### Task brief
Reproduce all the lines exactly as they stand, apart from the pictures.

Collected data entries
------------------------------------
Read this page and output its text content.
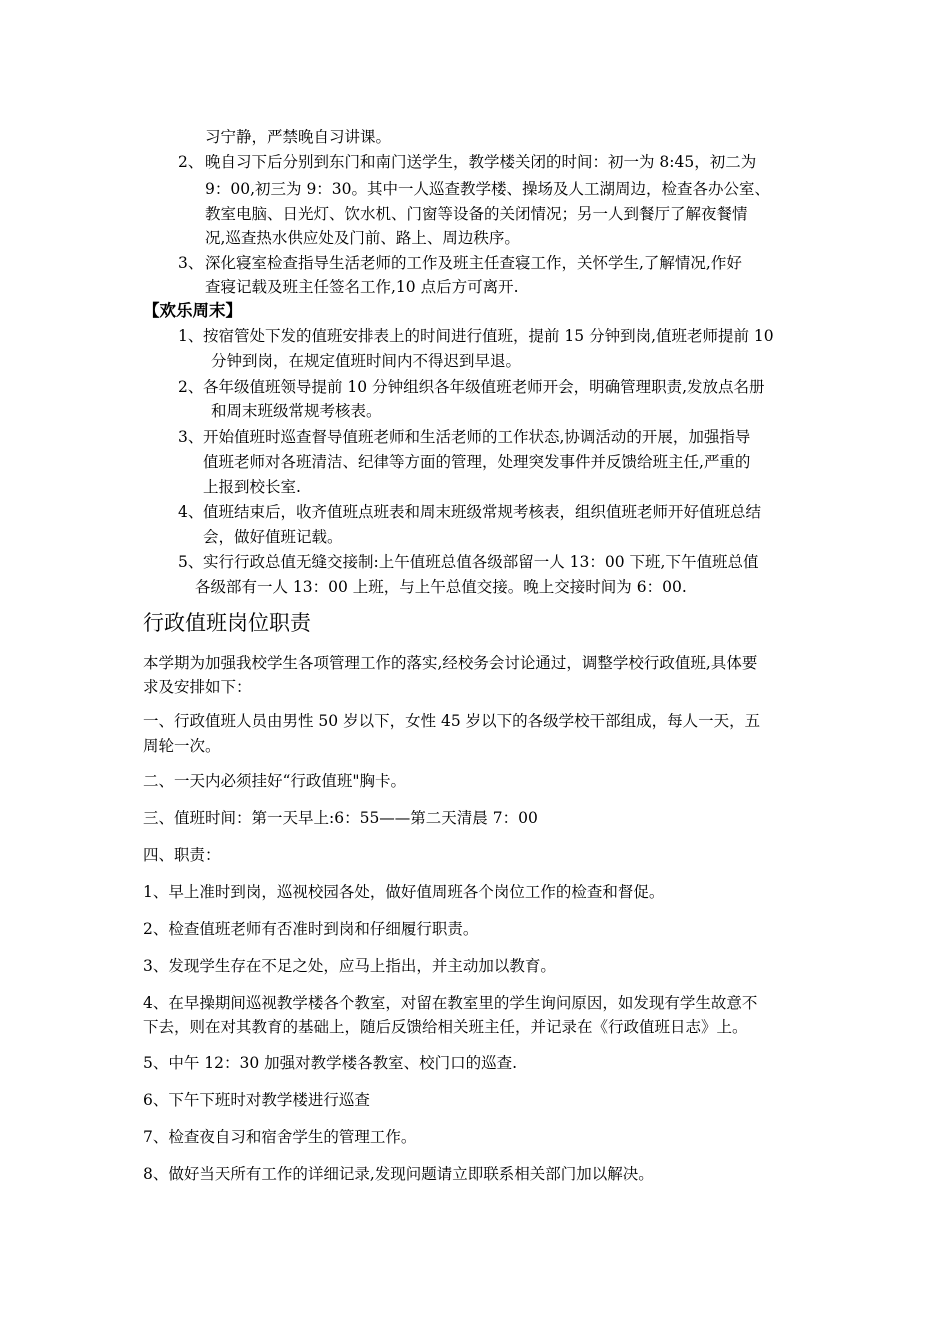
习宁静，严禁晚自习讲课。
2、 晚自习下后分别到东门和南门送学生，教学楼关闭的时间：初一为 8:45，初二为
9：00,初三为 9：30。其中一人巡查教学楼、操场及人工湖周边，检查各办公室、
教室电脑、日光灯、饮水机、门窗等设备的关闭情况；另一人到餐厅了解夜餐情
况,巡查热水供应处及门前、路上、周边秩序。
3、 深化寝室检查指导生活老师的工作及班主任查寝工作，关怀学生,了解情况,作好
查寝记载及班主任签名工作,10 点后方可离开.
【欢乐周末】
1、 按宿管处下发的值班安排表上的时间进行值班，提前 15 分钟到岗,值班老师提前 10
分钟到岗，在规定值班时间内不得迟到早退。
2、 各年级值班领导提前 10 分钟组织各年级值班老师开会，明确管理职责,发放点名册
和周末班级常规考核表。
3、 开始值班时巡查督导值班老师和生活老师的工作状态,协调活动的开展，加强指导
值班老师对各班清洁、纪律等方面的管理，处理突发事件并反馈给班主任,严重的
上报到校长室.
4、 值班结束后，收齐值班点班表和周末班级常规考核表，组织值班老师开好值班总结
会，做好值班记载。
5、 实行行政总值无缝交接制:上午值班总值各级部留一人 13：00 下班,下午值班总值
各级部有一人 13：00 上班，与上午总值交接。晚上交接时间为 6：00.
行政值班岗位职责
本学期为加强我校学生各项管理工作的落实,经校务会讨论通过，调整学校行政值班,具体要
求及安排如下：
一、行政值班人员由男性 50 岁以下，女性 45 岁以下的各级学校干部组成，每人一天，五
周轮一次。
二、一天内必须挂好“行政值班"胸卡。
三、值班时间：第一天早上:6：55——第二天清晨 7：00
四、职责：
1、早上准时到岗，巡视校园各处，做好值周班各个岗位工作的检查和督促。
2、检查值班老师有否准时到岗和仔细履行职责。
3、发现学生存在不足之处，应马上指出，并主动加以教育。
4、在早操期间巡视教学楼各个教室，对留在教室里的学生询问原因，如发现有学生故意不
下去，则在对其教育的基础上，随后反馈给相关班主任，并记录在《行政值班日志》上。
5、中午 12：30 加强对教学楼各教室、校门口的巡查.
6、下午下班时对教学楼进行巡查
7、检查夜自习和宿舍学生的管理工作。
8、做好当天所有工作的详细记录,发现问题请立即联系相关部门加以解决。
------------------------------------
### Written solution
Read this page and output its text content.
习宁静，严禁晚自习讲课。
2、 晚自习下后分别到东门和南门送学生，教学楼关闭的时间：初一为 8:45，初二为
9：00,初三为 9：30。其中一人巡查教学楼、操场及人工湖周边，检查各办公室、
教室电脑、日光灯、饮水机、门窗等设备的关闭情况；另一人到餐厅了解夜餐情
况,巡查热水供应处及门前、路上、周边秩序。
3、 深化寝室检查指导生活老师的工作及班主任查寝工作，关怀学生,了解情况,作好
查寝记载及班主任签名工作,10 点后方可离开.
【欢乐周末】
1、 按宿管处下发的值班安排表上的时间进行值班，提前 15 分钟到岗,值班老师提前 10
分钟到岗，在规定值班时间内不得迟到早退。
2、 各年级值班领导提前 10 分钟组织各年级值班老师开会，明确管理职责,发放点名册
和周末班级常规考核表。
3、 开始值班时巡查督导值班老师和生活老师的工作状态,协调活动的开展，加强指导
值班老师对各班清洁、纪律等方面的管理，处理突发事件并反馈给班主任,严重的
上报到校长室.
4、 值班结束后，收齐值班点班表和周末班级常规考核表，组织值班老师开好值班总结
会，做好值班记载。
5、 实行行政总值无缝交接制:上午值班总值各级部留一人 13：00 下班,下午值班总值
各级部有一人 13：00 上班，与上午总值交接。晚上交接时间为 6：00.
行政值班岗位职责
本学期为加强我校学生各项管理工作的落实,经校务会讨论通过，调整学校行政值班,具体要
求及安排如下：
一、行政值班人员由男性 50 岁以下，女性 45 岁以下的各级学校干部组成，每人一天，五
周轮一次。
二、一天内必须挂好“行政值班"胸卡。
三、值班时间：第一天早上:6：55——第二天清晨 7：00
四、职责：
1、早上准时到岗，巡视校园各处，做好值周班各个岗位工作的检查和督促。
2、检查值班老师有否准时到岗和仔细履行职责。
3、发现学生存在不足之处，应马上指出，并主动加以教育。
4、在早操期间巡视教学楼各个教室，对留在教室里的学生询问原因，如发现有学生故意不
下去，则在对其教育的基础上，随后反馈给相关班主任，并记录在《行政值班日志》上。
5、中午 12：30 加强对教学楼各教室、校门口的巡查.
6、下午下班时对教学楼进行巡查
7、检查夜自习和宿舍学生的管理工作。
8、做好当天所有工作的详细记录,发现问题请立即联系相关部门加以解决。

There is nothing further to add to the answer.